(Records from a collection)
•••

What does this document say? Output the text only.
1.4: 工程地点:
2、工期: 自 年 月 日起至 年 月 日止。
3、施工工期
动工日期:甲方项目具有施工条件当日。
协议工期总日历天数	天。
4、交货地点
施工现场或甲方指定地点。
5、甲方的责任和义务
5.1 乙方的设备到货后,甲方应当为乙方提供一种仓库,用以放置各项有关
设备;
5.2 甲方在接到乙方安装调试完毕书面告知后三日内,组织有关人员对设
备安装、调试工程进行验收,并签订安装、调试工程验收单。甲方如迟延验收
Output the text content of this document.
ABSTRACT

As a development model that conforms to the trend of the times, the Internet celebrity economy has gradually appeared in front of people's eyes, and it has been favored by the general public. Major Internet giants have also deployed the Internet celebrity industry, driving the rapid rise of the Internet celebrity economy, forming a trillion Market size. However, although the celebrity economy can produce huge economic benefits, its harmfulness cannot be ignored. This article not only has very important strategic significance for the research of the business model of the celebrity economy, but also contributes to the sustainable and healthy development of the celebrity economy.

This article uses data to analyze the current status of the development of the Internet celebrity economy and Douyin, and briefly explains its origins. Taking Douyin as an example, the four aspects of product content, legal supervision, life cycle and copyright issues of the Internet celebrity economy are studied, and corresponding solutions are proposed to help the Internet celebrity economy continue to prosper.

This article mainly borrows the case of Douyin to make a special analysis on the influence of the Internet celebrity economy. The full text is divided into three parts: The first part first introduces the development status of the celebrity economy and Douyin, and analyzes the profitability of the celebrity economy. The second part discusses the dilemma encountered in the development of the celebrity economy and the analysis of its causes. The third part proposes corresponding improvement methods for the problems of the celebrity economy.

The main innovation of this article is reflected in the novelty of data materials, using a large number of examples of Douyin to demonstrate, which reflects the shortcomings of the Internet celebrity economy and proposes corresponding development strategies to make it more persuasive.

•••

Task to carry out:
Extract all lines that hold the word "only".

Reply to the task:
What does this document say? Output the text only.
As a development model that conforms to the trend of the times, the Internet celebrity economy has gradually appeared in front of people's eyes, and it has been favored by the general public. Major Internet giants have also deployed the Internet celebrity industry, driving the rapid rise of the Internet celebrity economy, forming a trillion Market size. However, although the celebrity economy can produce huge economic benefits, its harmfulness cannot be ignored. This article not only has very important strategic significance for the research of the business model of the celebrity economy, but also contributes to the sustainable and healthy development of the celebrity economy.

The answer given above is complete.